Data entries:
####################

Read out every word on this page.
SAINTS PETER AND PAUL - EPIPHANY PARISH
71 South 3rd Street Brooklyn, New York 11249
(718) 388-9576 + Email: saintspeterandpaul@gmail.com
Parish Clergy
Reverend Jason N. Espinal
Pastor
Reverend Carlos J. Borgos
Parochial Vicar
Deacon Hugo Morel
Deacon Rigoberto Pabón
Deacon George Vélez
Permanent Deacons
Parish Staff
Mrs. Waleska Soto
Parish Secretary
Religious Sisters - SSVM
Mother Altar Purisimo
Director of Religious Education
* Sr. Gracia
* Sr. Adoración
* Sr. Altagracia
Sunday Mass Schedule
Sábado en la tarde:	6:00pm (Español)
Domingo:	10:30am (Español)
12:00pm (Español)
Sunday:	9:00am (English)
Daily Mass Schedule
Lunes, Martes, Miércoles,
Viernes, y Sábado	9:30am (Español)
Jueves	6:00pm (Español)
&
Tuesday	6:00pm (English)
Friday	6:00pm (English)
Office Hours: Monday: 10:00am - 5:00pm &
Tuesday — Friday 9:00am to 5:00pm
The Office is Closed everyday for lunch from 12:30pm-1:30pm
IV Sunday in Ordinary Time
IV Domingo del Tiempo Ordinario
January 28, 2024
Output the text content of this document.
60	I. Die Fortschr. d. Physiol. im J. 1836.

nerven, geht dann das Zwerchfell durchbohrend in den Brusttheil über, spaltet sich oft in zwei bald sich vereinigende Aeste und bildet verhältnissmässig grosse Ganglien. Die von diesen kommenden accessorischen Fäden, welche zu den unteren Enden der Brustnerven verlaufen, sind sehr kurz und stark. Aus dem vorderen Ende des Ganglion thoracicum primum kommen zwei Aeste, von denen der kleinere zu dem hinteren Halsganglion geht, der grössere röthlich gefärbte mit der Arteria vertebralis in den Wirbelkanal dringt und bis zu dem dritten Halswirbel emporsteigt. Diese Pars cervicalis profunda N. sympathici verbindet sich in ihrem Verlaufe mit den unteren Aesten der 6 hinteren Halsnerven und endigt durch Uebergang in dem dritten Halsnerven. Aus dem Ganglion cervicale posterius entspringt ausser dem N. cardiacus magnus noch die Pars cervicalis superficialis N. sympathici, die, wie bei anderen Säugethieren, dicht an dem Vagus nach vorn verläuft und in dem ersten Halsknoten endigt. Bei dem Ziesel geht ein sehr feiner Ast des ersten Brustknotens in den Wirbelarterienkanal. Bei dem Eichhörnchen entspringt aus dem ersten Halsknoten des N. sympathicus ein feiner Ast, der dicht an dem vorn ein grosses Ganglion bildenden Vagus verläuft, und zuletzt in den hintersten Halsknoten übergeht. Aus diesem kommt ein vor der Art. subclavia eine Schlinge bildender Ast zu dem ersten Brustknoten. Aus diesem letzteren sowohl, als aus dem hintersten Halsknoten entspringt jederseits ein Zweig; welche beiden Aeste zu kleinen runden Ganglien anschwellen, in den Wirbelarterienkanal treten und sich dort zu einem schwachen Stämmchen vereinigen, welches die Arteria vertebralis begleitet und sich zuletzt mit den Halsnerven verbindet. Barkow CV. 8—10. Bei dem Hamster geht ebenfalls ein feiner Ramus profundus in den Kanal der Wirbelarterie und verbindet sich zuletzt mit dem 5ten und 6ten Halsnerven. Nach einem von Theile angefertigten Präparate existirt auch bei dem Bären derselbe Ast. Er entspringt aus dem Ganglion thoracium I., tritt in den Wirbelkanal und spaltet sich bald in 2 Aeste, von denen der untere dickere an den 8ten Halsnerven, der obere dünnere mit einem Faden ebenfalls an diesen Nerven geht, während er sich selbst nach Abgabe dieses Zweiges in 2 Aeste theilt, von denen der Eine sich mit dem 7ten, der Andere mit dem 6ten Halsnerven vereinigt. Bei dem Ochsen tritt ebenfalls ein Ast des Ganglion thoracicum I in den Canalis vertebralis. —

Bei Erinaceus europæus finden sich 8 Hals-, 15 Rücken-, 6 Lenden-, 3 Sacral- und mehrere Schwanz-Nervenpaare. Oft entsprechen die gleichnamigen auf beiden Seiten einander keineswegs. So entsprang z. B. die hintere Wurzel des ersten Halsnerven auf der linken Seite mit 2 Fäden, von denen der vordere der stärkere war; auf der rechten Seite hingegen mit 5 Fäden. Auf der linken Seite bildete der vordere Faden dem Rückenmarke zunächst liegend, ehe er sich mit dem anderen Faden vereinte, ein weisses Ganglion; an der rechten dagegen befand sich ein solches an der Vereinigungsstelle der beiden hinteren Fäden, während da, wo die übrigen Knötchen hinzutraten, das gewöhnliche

####################

Exercise — Retype the data exactly as given.

Solution —
Read out every word on this page.
SAINTS PETER AND PAUL - EPIPHANY PARISH
71 South 3rd Street Brooklyn, New York 11249
(718) 388-9576 + Email: saintspeterandpaul@gmail.com
Parish Clergy
Reverend Jason N. Espinal
Pastor
Reverend Carlos J. Borgos
Parochial Vicar
Deacon Hugo Morel
Deacon Rigoberto Pabón
Deacon George Vélez
Permanent Deacons
Parish Staff
Mrs. Waleska Soto
Parish Secretary
Religious Sisters - SSVM
Mother Altar Purisimo
Director of Religious Education
* Sr. Gracia
* Sr. Adoración
* Sr. Altagracia
Sunday Mass Schedule
Sábado en la tarde:	6:00pm (Español)
Domingo:	10:30am (Español)
12:00pm (Español)
Sunday:	9:00am (English)
Daily Mass Schedule
Lunes, Martes, Miércoles,
Viernes, y Sábado	9:30am (Español)
Jueves	6:00pm (Español)
&
Tuesday	6:00pm (English)
Friday	6:00pm (English)
Office Hours: Monday: 10:00am - 5:00pm &
Tuesday — Friday 9:00am to 5:00pm
The Office is Closed everyday for lunch from 12:30pm-1:30pm
IV Sunday in Ordinary Time
IV Domingo del Tiempo Ordinario
January 28, 2024
Output the text content of this document.
60	I. Die Fortschr. d. Physiol. im J. 1836.

nerven, geht dann das Zwerchfell durchbohrend in den Brusttheil über, spaltet sich oft in zwei bald sich vereinigende Aeste und bildet verhältnissmässig grosse Ganglien. Die von diesen kommenden accessorischen Fäden, welche zu den unteren Enden der Brustnerven verlaufen, sind sehr kurz und stark. Aus dem vorderen Ende des Ganglion thoracicum primum kommen zwei Aeste, von denen der kleinere zu dem hinteren Halsganglion geht, der grössere röthlich gefärbte mit der Arteria vertebralis in den Wirbelkanal dringt und bis zu dem dritten Halswirbel emporsteigt. Diese Pars cervicalis profunda N. sympathici verbindet sich in ihrem Verlaufe mit den unteren Aesten der 6 hinteren Halsnerven und endigt durch Uebergang in dem dritten Halsnerven. Aus dem Ganglion cervicale posterius entspringt ausser dem N. cardiacus magnus noch die Pars cervicalis superficialis N. sympathici, die, wie bei anderen Säugethieren, dicht an dem Vagus nach vorn verläuft und in dem ersten Halsknoten endigt. Bei dem Ziesel geht ein sehr feiner Ast des ersten Brustknotens in den Wirbelarterienkanal. Bei dem Eichhörnchen entspringt aus dem ersten Halsknoten des N. sympathicus ein feiner Ast, der dicht an dem vorn ein grosses Ganglion bildenden Vagus verläuft, und zuletzt in den hintersten Halsknoten übergeht. Aus diesem kommt ein vor der Art. subclavia eine Schlinge bildender Ast zu dem ersten Brustknoten. Aus diesem letzteren sowohl, als aus dem hintersten Halsknoten entspringt jederseits ein Zweig; welche beiden Aeste zu kleinen runden Ganglien anschwellen, in den Wirbelarterienkanal treten und sich dort zu einem schwachen Stämmchen vereinigen, welches die Arteria vertebralis begleitet und sich zuletzt mit den Halsnerven verbindet. Barkow CV. 8—10. Bei dem Hamster geht ebenfalls ein feiner Ramus profundus in den Kanal der Wirbelarterie und verbindet sich zuletzt mit dem 5ten und 6ten Halsnerven. Nach einem von Theile angefertigten Präparate existirt auch bei dem Bären derselbe Ast. Er entspringt aus dem Ganglion thoracium I., tritt in den Wirbelkanal und spaltet sich bald in 2 Aeste, von denen der untere dickere an den 8ten Halsnerven, der obere dünnere mit einem Faden ebenfalls an diesen Nerven geht, während er sich selbst nach Abgabe dieses Zweiges in 2 Aeste theilt, von denen der Eine sich mit dem 7ten, der Andere mit dem 6ten Halsnerven vereinigt. Bei dem Ochsen tritt ebenfalls ein Ast des Ganglion thoracicum I in den Canalis vertebralis. —

Bei Erinaceus europæus finden sich 8 Hals-, 15 Rücken-, 6 Lenden-, 3 Sacral- und mehrere Schwanz-Nervenpaare. Oft entsprechen die gleichnamigen auf beiden Seiten einander keineswegs. So entsprang z. B. die hintere Wurzel des ersten Halsnerven auf der linken Seite mit 2 Fäden, von denen der vordere der stärkere war; auf der rechten Seite hingegen mit 5 Fäden. Auf der linken Seite bildete der vordere Faden dem Rückenmarke zunächst liegend, ehe er sich mit dem anderen Faden vereinte, ein weisses Ganglion; an der rechten dagegen befand sich ein solches an der Vereinigungsstelle der beiden hinteren Fäden, während da, wo die übrigen Knötchen hinzutraten, das gewöhnliche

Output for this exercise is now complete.